• What to work on
Retype all of the entries word for word.

• Extracts from a graphics dataset
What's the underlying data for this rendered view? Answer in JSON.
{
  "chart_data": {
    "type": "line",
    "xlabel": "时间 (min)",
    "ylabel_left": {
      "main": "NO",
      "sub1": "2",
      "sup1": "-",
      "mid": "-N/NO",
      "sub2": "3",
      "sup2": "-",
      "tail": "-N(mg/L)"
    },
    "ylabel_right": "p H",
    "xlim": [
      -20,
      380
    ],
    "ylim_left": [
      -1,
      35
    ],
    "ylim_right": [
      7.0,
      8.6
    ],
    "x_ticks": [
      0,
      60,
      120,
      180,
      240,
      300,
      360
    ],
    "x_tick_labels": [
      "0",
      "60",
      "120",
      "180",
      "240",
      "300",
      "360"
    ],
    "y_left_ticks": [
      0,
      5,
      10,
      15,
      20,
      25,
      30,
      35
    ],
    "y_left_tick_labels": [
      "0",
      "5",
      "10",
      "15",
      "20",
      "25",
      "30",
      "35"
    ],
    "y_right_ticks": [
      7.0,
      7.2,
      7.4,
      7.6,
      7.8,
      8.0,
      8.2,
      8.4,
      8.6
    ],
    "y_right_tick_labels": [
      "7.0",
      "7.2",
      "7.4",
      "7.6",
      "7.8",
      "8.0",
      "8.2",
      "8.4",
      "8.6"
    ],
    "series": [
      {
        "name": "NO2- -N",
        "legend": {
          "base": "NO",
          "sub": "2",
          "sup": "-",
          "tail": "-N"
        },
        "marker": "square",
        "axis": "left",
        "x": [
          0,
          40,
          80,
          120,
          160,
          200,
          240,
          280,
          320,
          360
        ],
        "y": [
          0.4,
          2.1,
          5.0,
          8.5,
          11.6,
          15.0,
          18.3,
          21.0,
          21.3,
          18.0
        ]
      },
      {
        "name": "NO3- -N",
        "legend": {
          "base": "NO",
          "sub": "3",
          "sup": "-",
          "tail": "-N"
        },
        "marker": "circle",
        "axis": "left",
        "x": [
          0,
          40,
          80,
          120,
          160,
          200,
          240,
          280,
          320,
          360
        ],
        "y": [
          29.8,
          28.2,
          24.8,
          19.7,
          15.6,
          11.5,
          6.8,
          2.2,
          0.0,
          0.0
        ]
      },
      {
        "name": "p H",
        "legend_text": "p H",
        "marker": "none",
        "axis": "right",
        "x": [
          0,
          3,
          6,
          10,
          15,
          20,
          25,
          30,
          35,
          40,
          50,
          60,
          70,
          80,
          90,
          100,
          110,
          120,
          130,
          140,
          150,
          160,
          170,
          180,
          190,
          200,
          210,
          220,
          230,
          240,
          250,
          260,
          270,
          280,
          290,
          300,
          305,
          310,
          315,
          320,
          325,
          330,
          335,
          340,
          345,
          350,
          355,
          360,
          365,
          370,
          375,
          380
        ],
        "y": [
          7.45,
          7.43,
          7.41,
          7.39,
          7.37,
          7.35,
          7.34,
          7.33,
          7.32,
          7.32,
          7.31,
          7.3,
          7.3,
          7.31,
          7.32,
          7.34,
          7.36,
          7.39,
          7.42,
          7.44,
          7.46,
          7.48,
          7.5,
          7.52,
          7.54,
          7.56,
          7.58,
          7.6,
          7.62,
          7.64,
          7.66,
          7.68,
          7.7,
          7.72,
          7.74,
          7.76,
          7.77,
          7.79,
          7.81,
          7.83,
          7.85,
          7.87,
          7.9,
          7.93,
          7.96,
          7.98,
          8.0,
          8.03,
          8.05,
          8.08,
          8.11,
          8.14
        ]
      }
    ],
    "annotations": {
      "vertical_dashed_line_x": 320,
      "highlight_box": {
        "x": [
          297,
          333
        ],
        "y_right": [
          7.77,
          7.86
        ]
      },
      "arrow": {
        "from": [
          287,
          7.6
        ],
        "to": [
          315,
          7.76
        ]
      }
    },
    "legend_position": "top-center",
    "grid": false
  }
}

• Task response
What's the underlying data for this rendered view? Answer in JSON.
{
  "chart_data": {
    "type": "line",
    "xlabel": "时间 (min)",
    "ylabel_left": {
      "main": "NO",
      "sub1": "2",
      "sup1": "-",
      "mid": "-N/NO",
      "sub2": "3",
      "sup2": "-",
      "tail": "-N(mg/L)"
    },
    "ylabel_right": "p H",
    "xlim": [
      -20,
      380
    ],
    "ylim_left": [
      -1,
      35
    ],
    "ylim_right": [
      7.0,
      8.6
    ],
    "x_ticks": [
      0,
      60,
      120,
      180,
      240,
      300,
      360
    ],
    "x_tick_labels": [
      "0",
      "60",
      "120",
      "180",
      "240",
      "300",
      "360"
    ],
    "y_left_ticks": [
      0,
      5,
      10,
      15,
      20,
      25,
      30,
      35
    ],
    "y_left_tick_labels": [
      "0",
      "5",
      "10",
      "15",
      "20",
      "25",
      "30",
      "35"
    ],
    "y_right_ticks": [
      7.0,
      7.2,
      7.4,
      7.6,
      7.8,
      8.0,
      8.2,
      8.4,
      8.6
    ],
    "y_right_tick_labels": [
      "7.0",
      "7.2",
      "7.4",
      "7.6",
      "7.8",
      "8.0",
      "8.2",
      "8.4",
      "8.6"
    ],
    "series": [
      {
        "name": "NO2- -N",
        "legend": {
          "base": "NO",
          "sub": "2",
          "sup": "-",
          "tail": "-N"
        },
        "marker": "square",
        "axis": "left",
        "x": [
          0,
          40,
          80,
          120,
          160,
          200,
          240,
          280,
          320,
          360
        ],
        "y": [
          0.4,
          2.1,
          5.0,
          8.5,
          11.6,
          15.0,
          18.3,
          21.0,
          21.3,
          18.0
        ]
      },
      {
        "name": "NO3- -N",
        "legend": {
          "base": "NO",
          "sub": "3",
          "sup": "-",
          "tail": "-N"
        },
        "marker": "circle",
        "axis": "left",
        "x": [
          0,
          40,
          80,
          120,
          160,
          200,
          240,
          280,
          320,
          360
        ],
        "y": [
          29.8,
          28.2,
          24.8,
          19.7,
          15.6,
          11.5,
          6.8,
          2.2,
          0.0,
          0.0
        ]
      },
      {
        "name": "p H",
        "legend_text": "p H",
        "marker": "none",
        "axis": "right",
        "x": [
          0,
          3,
          6,
          10,
          15,
          20,
          25,
          30,
          35,
          40,
          50,
          60,
          70,
          80,
          90,
          100,
          110,
          120,
          130,
          140,
          150,
          160,
          170,
          180,
          190,
          200,
          210,
          220,
          230,
          240,
          250,
          260,
          270,
          280,
          290,
          300,
          305,
          310,
          315,
          320,
          325,
          330,
          335,
          340,
          345,
          350,
          355,
          360,
          365,
          370,
          375,
          380
        ],
        "y": [
          7.45,
          7.43,
          7.41,
          7.39,
          7.37,
          7.35,
          7.34,
          7.33,
          7.32,
          7.32,
          7.31,
          7.3,
          7.3,
          7.31,
          7.32,
          7.34,
          7.36,
          7.39,
          7.42,
          7.44,
          7.46,
          7.48,
          7.5,
          7.52,
          7.54,
          7.56,
          7.58,
          7.6,
          7.62,
          7.64,
          7.66,
          7.68,
          7.7,
          7.72,
          7.74,
          7.76,
          7.77,
          7.79,
          7.81,
          7.83,
          7.85,
          7.87,
          7.9,
          7.93,
          7.96,
          7.98,
          8.0,
          8.03,
          8.05,
          8.08,
          8.11,
          8.14
        ]
      }
    ],
    "annotations": {
      "vertical_dashed_line_x": 320,
      "highlight_box": {
        "x": [
          297,
          333
        ],
        "y_right": [
          7.77,
          7.86
        ]
      },
      "arrow": {
        "from": [
          287,
          7.6
        ],
        "to": [
          315,
          7.76
        ]
      }
    },
    "legend_position": "top-center",
    "grid": false
  }
}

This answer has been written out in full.